_Required task_. Report every line in the listing below where the string "most" shows up.

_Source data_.
= = = = = = =
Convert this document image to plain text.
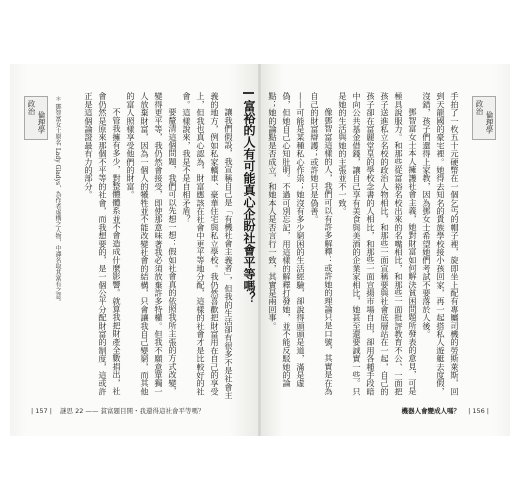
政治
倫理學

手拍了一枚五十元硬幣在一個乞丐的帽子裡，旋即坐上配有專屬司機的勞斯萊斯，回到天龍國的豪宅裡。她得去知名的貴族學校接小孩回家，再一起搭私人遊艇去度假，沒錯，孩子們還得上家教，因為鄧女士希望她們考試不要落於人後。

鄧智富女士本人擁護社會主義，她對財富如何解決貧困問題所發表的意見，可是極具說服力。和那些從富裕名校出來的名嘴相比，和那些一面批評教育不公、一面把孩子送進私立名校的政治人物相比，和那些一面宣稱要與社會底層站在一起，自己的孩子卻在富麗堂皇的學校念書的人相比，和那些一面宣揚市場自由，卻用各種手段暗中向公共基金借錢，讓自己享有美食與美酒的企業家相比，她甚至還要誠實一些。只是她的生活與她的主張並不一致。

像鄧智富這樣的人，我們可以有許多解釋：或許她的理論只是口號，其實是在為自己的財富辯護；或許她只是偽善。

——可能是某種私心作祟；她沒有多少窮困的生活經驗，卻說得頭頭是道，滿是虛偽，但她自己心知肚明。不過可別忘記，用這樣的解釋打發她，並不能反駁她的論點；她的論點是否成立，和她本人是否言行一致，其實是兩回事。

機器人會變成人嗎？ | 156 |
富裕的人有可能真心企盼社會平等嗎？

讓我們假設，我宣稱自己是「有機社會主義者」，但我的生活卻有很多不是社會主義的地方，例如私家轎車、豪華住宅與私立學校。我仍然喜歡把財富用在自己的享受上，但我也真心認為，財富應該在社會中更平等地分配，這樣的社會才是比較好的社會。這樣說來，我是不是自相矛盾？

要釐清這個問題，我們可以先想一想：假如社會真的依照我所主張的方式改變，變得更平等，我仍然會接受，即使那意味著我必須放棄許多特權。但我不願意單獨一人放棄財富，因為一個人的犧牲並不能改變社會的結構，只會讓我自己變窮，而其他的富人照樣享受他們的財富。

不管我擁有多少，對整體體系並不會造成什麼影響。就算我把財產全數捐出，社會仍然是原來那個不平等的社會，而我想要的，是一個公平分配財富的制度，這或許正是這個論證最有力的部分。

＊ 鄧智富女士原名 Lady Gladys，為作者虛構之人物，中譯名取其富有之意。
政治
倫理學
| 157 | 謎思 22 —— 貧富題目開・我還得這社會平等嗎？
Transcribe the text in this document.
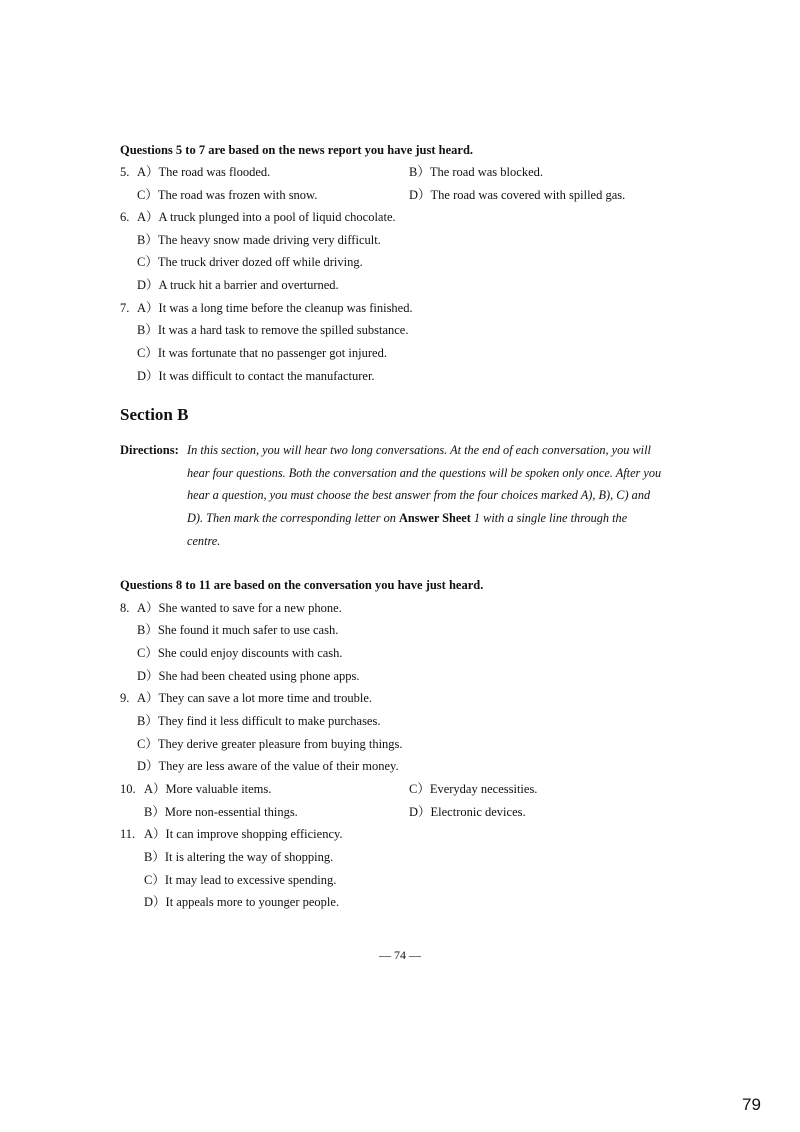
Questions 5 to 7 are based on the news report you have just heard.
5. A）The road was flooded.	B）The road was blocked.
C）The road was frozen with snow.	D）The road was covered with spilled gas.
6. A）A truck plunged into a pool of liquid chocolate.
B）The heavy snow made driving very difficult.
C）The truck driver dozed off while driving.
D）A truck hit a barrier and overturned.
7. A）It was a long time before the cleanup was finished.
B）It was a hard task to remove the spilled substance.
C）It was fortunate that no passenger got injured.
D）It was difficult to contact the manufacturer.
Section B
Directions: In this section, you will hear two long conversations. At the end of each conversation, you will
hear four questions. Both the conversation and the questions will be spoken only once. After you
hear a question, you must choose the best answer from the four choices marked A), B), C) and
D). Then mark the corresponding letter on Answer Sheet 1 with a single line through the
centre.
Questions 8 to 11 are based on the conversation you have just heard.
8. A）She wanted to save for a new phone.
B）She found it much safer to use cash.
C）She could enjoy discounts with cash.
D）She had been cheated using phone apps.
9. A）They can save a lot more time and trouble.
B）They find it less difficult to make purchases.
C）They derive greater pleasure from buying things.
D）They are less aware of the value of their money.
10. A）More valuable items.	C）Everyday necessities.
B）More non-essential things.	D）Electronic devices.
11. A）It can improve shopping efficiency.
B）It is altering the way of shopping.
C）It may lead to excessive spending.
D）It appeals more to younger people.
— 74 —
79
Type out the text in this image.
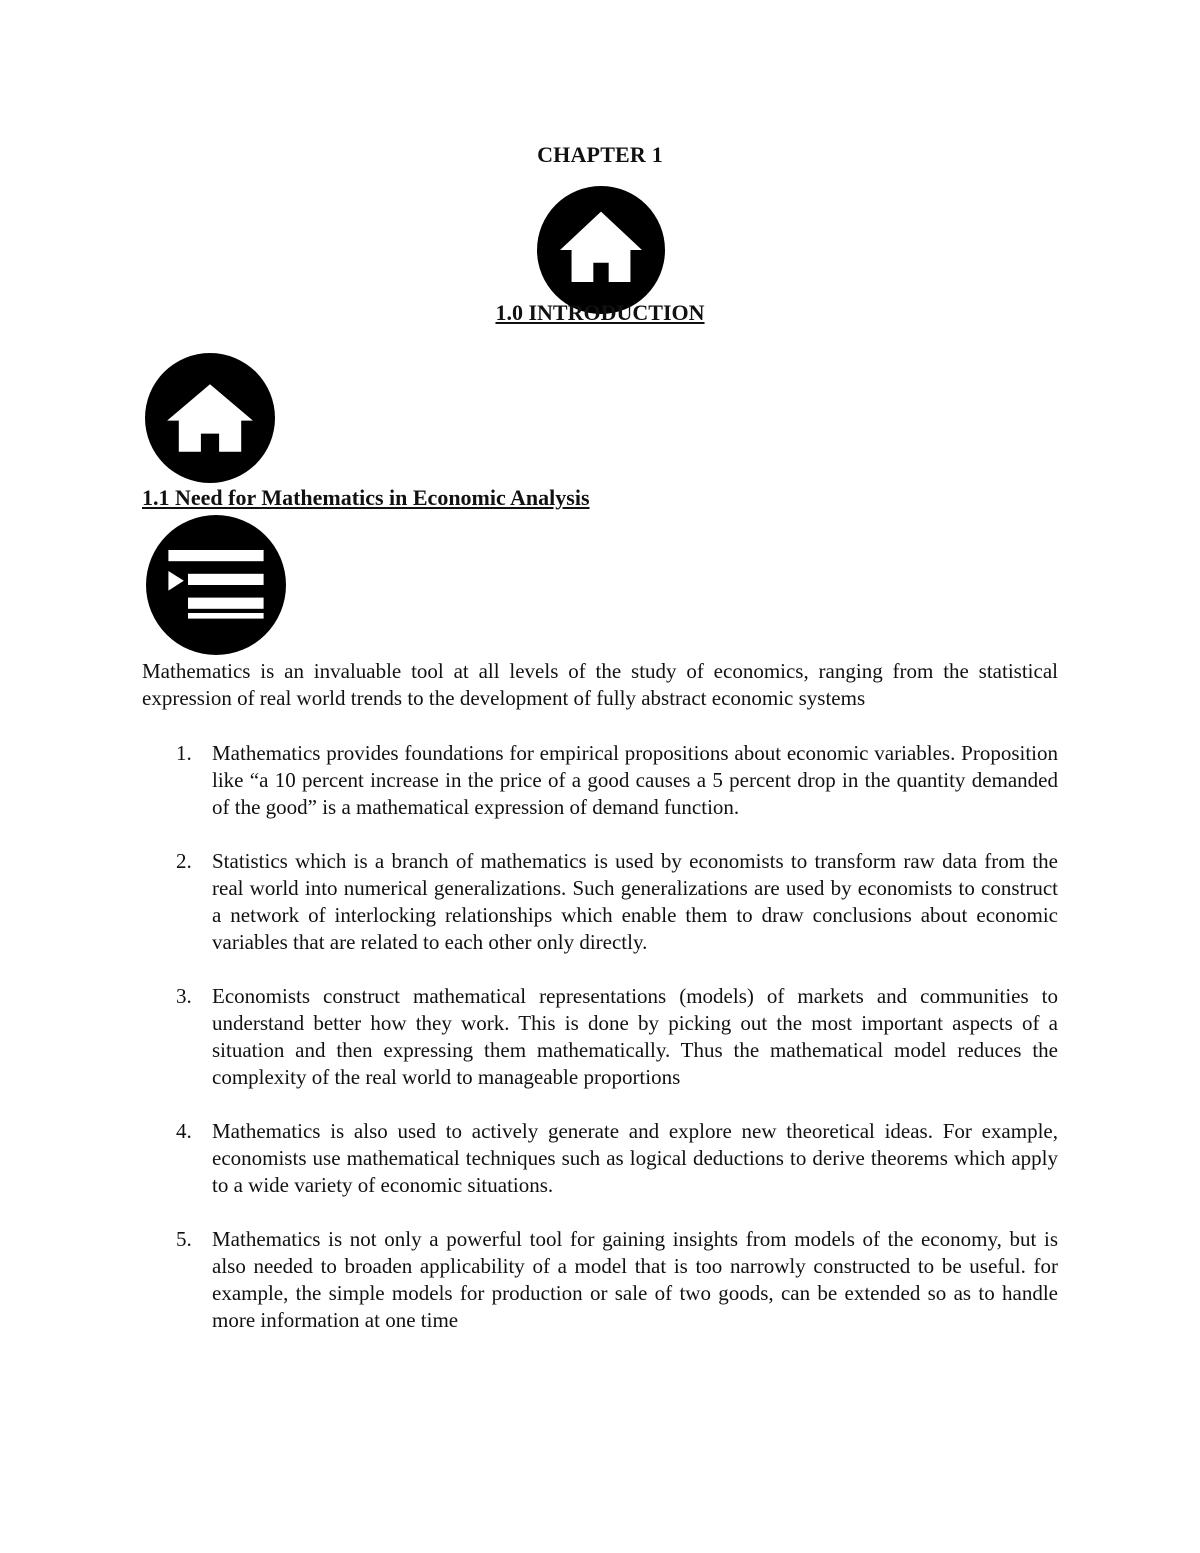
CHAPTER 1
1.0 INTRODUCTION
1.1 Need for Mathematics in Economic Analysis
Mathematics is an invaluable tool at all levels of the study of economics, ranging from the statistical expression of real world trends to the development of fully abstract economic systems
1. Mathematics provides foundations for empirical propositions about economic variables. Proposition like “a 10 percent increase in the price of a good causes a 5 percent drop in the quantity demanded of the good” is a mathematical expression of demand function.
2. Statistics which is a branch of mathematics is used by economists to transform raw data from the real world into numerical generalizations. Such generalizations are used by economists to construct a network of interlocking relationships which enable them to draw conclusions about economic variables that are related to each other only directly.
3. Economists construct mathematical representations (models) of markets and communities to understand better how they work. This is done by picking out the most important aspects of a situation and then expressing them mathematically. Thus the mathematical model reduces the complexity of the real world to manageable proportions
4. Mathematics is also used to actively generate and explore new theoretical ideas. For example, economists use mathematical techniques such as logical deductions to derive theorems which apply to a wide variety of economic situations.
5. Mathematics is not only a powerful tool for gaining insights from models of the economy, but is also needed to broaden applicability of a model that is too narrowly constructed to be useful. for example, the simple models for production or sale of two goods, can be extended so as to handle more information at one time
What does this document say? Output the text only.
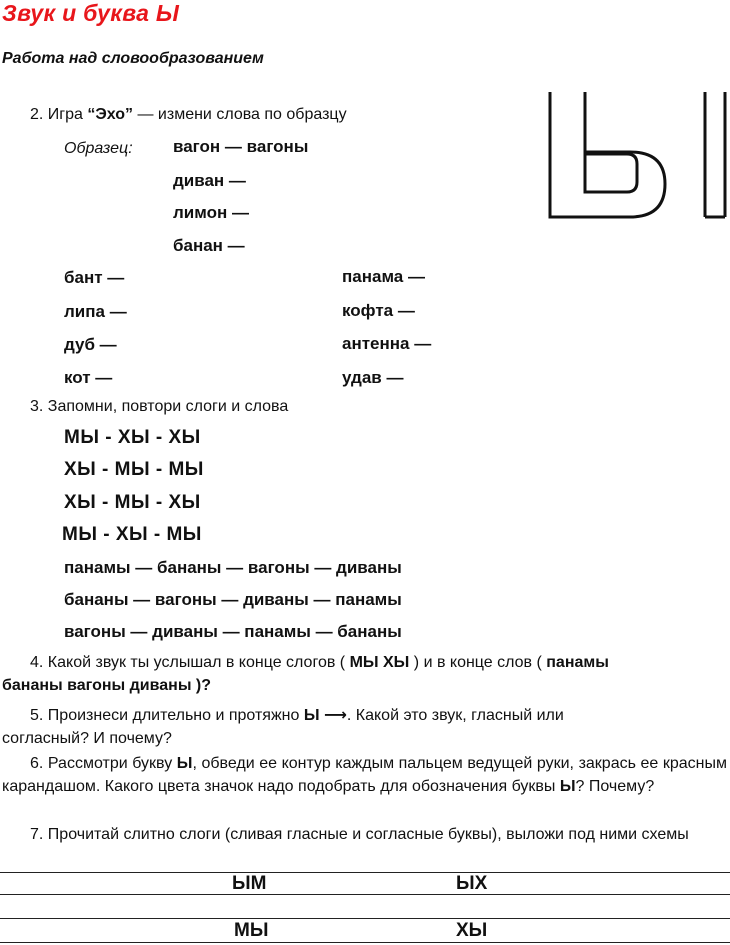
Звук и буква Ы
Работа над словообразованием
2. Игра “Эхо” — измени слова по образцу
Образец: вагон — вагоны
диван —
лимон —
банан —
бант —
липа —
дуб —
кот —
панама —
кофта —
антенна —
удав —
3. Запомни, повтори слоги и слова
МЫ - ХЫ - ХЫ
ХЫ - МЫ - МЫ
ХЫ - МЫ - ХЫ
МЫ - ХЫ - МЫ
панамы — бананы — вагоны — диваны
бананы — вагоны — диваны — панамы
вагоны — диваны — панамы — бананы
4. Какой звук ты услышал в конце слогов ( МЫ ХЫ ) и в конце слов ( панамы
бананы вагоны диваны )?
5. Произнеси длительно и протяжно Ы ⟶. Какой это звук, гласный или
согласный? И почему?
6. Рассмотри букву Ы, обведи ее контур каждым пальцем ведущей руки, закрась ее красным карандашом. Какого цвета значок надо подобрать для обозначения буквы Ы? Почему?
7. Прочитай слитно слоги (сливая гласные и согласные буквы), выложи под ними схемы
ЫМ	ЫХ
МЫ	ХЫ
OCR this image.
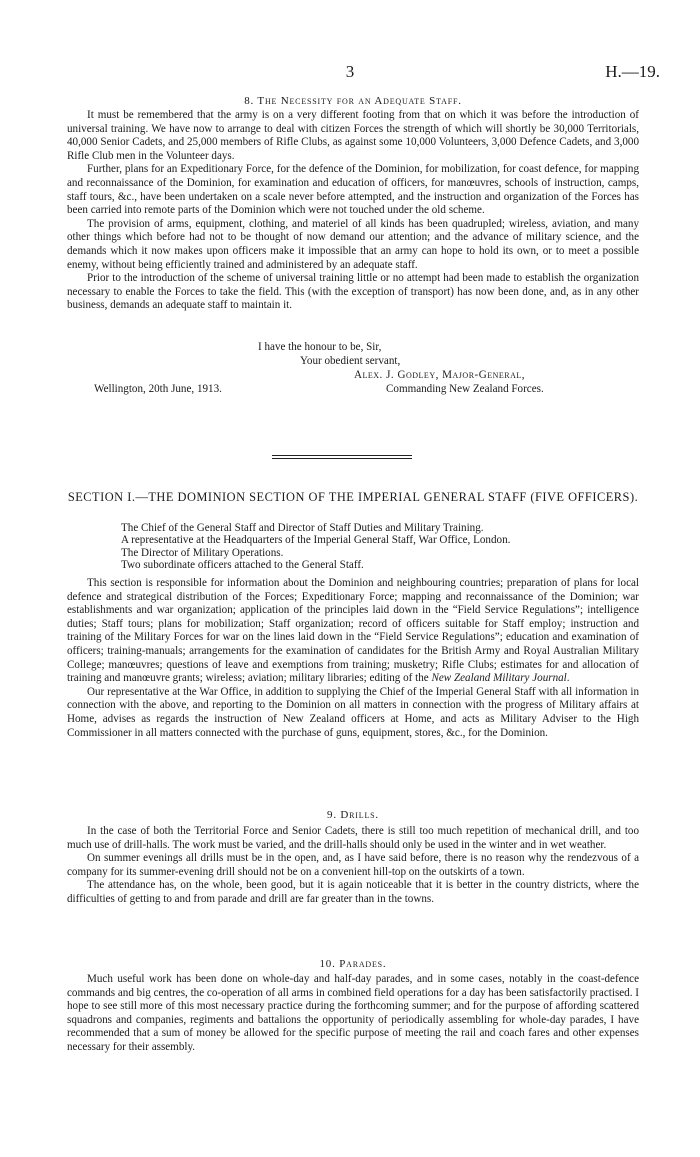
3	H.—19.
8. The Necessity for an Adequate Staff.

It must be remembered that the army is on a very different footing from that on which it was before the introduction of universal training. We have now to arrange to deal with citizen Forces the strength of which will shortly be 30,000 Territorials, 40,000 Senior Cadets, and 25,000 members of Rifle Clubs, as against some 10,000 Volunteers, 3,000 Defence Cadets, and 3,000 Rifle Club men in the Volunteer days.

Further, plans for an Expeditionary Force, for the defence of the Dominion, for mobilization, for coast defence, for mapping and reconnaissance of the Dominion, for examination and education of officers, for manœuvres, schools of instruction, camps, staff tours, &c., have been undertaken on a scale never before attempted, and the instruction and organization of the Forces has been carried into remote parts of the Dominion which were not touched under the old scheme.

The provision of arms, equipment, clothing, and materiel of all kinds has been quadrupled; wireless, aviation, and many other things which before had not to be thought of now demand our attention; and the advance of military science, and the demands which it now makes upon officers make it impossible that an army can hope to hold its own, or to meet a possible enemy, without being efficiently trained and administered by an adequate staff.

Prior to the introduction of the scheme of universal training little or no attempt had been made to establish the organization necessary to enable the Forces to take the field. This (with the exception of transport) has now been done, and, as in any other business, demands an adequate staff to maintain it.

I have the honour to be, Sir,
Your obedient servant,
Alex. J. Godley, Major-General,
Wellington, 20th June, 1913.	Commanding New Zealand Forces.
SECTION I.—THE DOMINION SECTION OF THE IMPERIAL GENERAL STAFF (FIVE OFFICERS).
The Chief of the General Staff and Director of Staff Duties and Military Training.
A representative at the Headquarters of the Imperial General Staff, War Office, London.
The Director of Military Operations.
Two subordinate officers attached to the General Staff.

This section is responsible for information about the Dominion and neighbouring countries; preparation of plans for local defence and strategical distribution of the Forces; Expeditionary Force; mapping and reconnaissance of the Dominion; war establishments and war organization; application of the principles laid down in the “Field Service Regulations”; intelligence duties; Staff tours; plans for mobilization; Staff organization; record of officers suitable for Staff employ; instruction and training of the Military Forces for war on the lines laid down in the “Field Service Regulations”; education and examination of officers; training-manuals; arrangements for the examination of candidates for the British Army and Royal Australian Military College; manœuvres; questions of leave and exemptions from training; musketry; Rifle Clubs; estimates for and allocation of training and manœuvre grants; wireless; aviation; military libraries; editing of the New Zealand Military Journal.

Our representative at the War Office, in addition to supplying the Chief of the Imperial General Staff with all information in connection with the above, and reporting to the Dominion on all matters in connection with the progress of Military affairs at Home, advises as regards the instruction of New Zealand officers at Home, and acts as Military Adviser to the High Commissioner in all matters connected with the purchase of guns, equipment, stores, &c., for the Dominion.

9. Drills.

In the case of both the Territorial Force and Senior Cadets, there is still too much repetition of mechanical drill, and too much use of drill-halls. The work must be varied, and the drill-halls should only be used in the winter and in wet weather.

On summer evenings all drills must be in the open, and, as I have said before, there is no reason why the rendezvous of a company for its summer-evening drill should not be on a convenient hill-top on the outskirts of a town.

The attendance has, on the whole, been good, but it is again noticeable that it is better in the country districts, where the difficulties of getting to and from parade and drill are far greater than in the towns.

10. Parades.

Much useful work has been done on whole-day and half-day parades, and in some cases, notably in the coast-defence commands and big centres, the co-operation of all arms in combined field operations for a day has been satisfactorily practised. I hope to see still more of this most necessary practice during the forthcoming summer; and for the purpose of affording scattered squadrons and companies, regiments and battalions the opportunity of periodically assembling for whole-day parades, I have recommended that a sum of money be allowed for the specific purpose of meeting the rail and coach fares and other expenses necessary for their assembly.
= = = = = = =
_Expected answer_.
3. Economists construct mathematical representations (models) of markets and communities to understand better how they work. This is done by picking out the most important aspects of a situation and then expressing them mathematically. Thus the mathematical model reduces the complexity of the real world to manageable proportions
Much useful work has been done on whole-day and half-day parades, and in some cases, notably in the coast-defence commands and big centres, the co-operation of all arms in combined field operations for a day has been satisfactorily practised. I hope to see still more of this most necessary practice during the forthcoming summer; and for the purpose of affording scattered squadrons and companies, regiments and battalions the opportunity of periodically assembling for whole-day parades, I have recommended that a sum of money be allowed for the specific purpose of meeting the rail and coach fares and other expenses necessary for their assembly.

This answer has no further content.